United States District Court, E.D. New York.
Jul 28, 2021
551 F. Supp. 3d 66 (E.D.N.Y. 2021)

Opinion

CV 21-1880 (GRB)(ARL)

2021-07-28

Erica BUSH, Plaintiff, v. OPTIO SOLUTIONS, LLC, Defendant.

David M. Barshay, Barshay, Rizzo & Lopez, PLLC, Melville, NY, for Plaintiff. Brendan Hoffman Little, Lippes Mathias Wexler Friedman LLP, Buffalo, NY, for Defendant.


David M. Barshay, Barshay, Rizzo & Lopez, PLLC, Melville, NY, for Plaintiff.

Brendan Hoffman Little, Lippes Mathias Wexler Friedman LLP, Buffalo, NY, for Defendant.

MEMORANDUM & ORDER

GARY R. BROWN, United States District Judge:

In this FDCPA action, plaintiff has moved to lift the automatic bankruptcy stay to permit the action to proceed, which defendant does not contest. Additionally, the Court has received responses to its Show Cause Order of June 29, 2021 requiring plaintiff to demonstrate that she "suffered a concrete harm that qualifies as an injury in fact" in light of the Supreme Court's recent decision in TransUnion LLC v. Ramirez , ––– U.S. ––––, 141 S. Ct. 2190, 2209, 210 L.Ed.2d 568 (2021). Because plaintiff cannot demonstrate such a concrete injury, the case is dismissed.

Background

As in many of the boilerplate complaints filed in similar matters, the initial complaint sets forth some general legal principles applicable to FDCPA claims. Docket Entry ("DE") 1 ¶¶ 1-8. All of this surplusage – including references to the "least sophisticated consumer test" – are intended to help identify statutory violations, but have no bearing on the demonstration of injury. Factually, the plaintiff alleges that an "alleged debt was transferred to Defendant for collection [at a time at which] the alleged Debt was in default." Id. ¶¶ 26-27. Defendant then "caused" a single collection letter "to be sent" to plaintiff. Id. ¶ 28. That letter, attached to the complaint, reflects defendant's effort to collect a debt of $678.94 from plaintiff for a fuel oil delivery to her home. DE 1-1.

+ + + + +

• WHAT IS ASKED:
[A] Please rewrite the court opinion excerpt between "GARY R. BROWN, United" and "case is dismissed.", inclusive, renaming "Show Cause Order" to "Order to Show Cause".
[B] In the court opinion excerpt, what debt amount did the defendant's collection letter seek from the plaintiff?

Element-and-box listings
+ + + + +

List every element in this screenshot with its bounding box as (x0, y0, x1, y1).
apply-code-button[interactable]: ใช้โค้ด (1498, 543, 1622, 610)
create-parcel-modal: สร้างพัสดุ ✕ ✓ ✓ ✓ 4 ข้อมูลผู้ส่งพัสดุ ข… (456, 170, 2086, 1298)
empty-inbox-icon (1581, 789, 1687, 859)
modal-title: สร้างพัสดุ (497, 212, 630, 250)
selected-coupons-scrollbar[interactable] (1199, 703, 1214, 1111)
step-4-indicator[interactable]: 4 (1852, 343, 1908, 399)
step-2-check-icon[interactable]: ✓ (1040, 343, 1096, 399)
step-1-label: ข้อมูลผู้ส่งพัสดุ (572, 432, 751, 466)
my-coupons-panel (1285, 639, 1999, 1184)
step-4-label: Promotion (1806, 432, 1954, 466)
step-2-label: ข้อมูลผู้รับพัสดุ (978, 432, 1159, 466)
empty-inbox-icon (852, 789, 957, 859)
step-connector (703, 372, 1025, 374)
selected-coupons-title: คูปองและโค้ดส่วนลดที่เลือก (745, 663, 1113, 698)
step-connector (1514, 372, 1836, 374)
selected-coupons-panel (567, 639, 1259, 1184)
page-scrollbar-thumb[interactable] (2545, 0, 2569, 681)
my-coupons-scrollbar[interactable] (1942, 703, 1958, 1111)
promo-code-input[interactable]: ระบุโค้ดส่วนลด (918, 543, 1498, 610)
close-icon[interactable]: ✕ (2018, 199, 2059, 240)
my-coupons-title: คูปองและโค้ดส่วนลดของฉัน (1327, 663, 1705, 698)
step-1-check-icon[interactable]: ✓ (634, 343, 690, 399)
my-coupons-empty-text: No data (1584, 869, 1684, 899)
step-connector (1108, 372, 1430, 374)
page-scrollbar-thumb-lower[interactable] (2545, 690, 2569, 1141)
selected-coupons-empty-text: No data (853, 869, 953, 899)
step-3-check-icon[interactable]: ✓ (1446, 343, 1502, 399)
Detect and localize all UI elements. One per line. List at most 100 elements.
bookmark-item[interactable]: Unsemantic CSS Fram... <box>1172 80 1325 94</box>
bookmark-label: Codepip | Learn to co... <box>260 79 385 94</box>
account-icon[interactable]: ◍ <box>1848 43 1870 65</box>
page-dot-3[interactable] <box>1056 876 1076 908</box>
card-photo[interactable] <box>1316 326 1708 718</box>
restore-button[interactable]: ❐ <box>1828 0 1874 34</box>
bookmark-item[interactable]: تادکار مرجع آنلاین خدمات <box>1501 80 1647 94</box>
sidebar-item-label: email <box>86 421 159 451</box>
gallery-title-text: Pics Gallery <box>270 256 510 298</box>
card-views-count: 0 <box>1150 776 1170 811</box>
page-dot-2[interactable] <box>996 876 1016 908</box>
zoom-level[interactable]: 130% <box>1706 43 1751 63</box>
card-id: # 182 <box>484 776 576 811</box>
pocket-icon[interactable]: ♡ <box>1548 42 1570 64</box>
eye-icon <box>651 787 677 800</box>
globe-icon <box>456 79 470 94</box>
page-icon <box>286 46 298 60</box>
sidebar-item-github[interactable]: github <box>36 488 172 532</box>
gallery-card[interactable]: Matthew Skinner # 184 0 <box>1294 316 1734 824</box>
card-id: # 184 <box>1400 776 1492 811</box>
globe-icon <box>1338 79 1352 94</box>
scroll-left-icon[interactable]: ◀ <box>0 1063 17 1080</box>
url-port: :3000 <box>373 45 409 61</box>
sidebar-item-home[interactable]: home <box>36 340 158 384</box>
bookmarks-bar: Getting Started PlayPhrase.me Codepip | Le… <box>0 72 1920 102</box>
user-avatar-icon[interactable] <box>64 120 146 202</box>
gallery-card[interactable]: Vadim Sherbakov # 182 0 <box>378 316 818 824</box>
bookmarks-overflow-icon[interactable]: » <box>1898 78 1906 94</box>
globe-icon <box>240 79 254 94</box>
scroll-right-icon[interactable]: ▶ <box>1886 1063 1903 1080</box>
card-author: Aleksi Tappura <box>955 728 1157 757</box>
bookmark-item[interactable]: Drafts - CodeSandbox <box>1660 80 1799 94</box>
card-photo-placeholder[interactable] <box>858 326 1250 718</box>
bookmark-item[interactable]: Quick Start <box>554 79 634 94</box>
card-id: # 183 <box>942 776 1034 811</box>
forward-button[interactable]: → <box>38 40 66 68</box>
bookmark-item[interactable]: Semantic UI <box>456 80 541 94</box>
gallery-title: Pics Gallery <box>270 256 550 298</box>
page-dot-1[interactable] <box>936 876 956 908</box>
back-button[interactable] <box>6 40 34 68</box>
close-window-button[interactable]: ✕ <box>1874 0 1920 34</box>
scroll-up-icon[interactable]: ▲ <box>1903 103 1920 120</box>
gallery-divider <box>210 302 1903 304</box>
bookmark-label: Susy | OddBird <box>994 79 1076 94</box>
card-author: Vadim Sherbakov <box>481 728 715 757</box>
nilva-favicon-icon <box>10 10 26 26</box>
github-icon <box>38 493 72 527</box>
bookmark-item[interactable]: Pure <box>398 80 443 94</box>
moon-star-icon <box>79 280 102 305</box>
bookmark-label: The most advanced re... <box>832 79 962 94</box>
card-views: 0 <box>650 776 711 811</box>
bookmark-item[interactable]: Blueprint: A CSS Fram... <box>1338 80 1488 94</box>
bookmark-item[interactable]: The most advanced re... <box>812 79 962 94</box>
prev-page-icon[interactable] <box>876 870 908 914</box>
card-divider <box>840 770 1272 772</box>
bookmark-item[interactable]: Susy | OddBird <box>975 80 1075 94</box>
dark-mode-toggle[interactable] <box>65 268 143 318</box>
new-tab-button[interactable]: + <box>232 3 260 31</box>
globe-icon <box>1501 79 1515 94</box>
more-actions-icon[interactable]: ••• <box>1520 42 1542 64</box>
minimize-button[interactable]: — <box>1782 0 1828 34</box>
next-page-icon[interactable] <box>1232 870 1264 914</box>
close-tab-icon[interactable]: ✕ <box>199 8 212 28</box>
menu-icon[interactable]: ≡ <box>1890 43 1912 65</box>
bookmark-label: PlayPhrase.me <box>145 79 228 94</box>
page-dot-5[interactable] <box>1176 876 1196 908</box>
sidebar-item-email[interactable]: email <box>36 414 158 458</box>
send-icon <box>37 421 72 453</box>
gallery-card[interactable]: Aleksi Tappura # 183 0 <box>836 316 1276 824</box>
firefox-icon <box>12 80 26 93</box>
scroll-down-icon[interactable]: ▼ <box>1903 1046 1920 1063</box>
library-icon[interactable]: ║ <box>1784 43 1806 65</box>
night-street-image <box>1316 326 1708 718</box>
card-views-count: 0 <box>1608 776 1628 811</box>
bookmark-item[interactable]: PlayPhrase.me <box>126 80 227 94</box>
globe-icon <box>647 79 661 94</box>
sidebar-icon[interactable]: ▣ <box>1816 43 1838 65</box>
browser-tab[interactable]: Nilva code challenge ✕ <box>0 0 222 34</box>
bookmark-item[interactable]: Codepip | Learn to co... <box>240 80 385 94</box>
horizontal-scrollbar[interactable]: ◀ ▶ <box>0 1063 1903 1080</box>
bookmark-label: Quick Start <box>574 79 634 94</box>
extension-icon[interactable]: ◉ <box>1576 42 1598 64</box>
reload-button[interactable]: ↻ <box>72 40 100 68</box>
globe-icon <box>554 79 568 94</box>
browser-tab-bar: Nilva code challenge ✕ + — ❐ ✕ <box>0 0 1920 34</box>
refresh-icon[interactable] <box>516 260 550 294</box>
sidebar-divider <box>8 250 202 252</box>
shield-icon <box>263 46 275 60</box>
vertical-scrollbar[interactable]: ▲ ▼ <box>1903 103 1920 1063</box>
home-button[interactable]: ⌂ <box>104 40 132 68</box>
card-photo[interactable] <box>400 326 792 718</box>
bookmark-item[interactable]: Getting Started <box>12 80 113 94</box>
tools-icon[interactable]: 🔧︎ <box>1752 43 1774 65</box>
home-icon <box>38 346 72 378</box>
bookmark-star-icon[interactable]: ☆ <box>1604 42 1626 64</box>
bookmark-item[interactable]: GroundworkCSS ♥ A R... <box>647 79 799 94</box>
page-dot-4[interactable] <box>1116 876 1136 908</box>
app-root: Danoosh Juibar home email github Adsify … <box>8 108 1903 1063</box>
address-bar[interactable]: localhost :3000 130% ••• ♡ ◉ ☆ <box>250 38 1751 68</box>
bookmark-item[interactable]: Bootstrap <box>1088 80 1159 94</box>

+ + + + +

• SOLUTIONS BY TASK:
[A]
GARY R. BROWN, United States District Judge:

In this FDCPA action, plaintiff has moved to lift the automatic bankruptcy stay to permit the action to proceed, which defendant does not contest. Additionally, the Court has received responses to its Order to Show Cause of June 29, 2021 requiring plaintiff to demonstrate that she "suffered a concrete harm that qualifies as an injury in fact" in light of the Supreme Court's recent decision in TransUnion LLC v. Ramirez , ––– U.S. ––––, 141 S. Ct. 2190, 2209, 210 L.Ed.2d 568 (2021). Because plaintiff cannot demonstrate such a concrete injury, the case is dismissed.

[B] $678.94, for a fuel oil delivery to her home.